From the entries below, copy every line holding the word "professional".
### INFORMATION SHOWN ###
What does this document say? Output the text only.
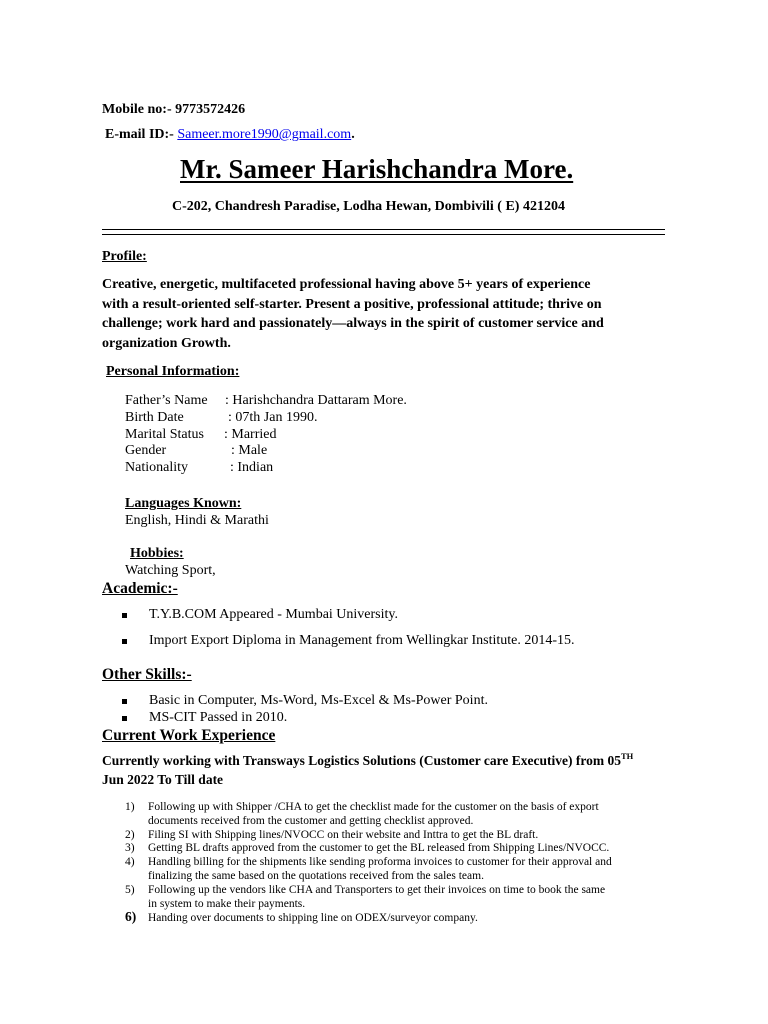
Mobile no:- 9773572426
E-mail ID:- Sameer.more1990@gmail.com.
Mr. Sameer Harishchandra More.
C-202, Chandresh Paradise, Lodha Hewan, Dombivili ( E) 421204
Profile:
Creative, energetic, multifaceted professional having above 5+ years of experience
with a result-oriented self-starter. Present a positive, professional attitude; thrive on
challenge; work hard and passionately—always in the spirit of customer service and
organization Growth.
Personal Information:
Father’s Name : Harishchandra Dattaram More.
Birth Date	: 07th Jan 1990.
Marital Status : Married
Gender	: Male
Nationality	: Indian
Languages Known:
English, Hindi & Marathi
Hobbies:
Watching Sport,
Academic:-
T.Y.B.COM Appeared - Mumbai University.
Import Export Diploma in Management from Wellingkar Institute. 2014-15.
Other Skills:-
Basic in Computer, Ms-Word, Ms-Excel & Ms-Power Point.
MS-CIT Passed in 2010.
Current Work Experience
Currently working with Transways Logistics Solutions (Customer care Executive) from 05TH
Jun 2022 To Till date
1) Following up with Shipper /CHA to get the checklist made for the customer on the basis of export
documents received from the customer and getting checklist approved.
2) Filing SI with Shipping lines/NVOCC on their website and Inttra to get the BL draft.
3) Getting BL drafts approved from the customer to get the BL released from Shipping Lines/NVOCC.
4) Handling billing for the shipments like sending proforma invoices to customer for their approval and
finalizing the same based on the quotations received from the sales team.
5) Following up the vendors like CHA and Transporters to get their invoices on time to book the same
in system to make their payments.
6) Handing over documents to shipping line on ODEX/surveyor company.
###
### INFORMATION SHOWN ###
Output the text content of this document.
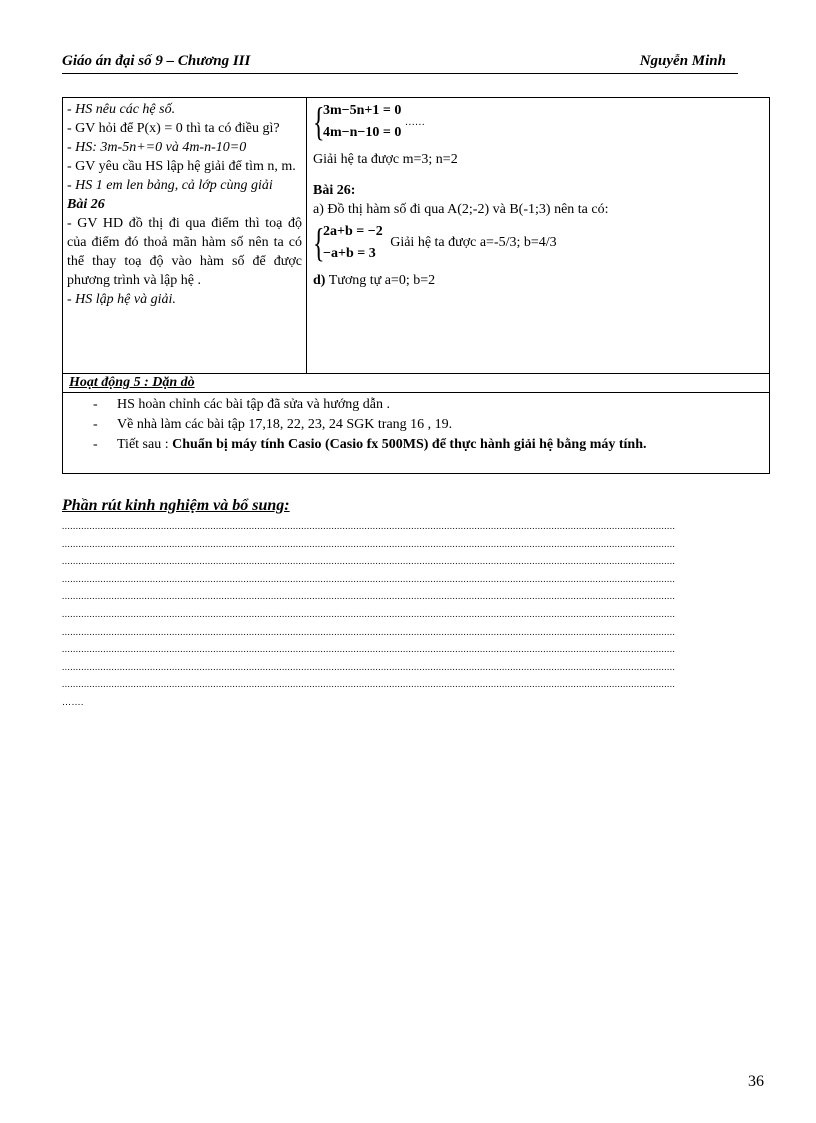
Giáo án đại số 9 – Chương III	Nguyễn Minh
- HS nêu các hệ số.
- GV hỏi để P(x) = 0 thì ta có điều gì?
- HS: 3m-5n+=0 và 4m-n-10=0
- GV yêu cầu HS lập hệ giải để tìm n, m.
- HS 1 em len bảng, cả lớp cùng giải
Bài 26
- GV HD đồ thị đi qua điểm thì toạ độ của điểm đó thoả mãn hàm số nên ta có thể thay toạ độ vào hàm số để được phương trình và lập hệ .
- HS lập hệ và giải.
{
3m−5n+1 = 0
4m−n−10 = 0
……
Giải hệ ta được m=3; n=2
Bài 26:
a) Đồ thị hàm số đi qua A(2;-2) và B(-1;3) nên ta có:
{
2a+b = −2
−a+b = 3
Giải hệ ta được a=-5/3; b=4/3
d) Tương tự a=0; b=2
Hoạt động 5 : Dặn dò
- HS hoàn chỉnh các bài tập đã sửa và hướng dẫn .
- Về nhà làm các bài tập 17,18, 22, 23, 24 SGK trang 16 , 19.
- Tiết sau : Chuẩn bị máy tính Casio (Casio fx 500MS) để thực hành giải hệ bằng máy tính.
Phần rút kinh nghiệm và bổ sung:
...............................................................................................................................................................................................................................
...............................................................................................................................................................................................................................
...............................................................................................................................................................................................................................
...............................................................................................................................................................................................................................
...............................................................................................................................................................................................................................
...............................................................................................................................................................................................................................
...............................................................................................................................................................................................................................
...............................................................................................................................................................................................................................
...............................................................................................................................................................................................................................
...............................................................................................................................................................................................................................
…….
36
###
> [EXERCISE RESPONSE]
Creative, energetic, multifaceted professional having above 5+ years of experience
with a result-oriented self-starter. Present a positive, professional attitude; thrive on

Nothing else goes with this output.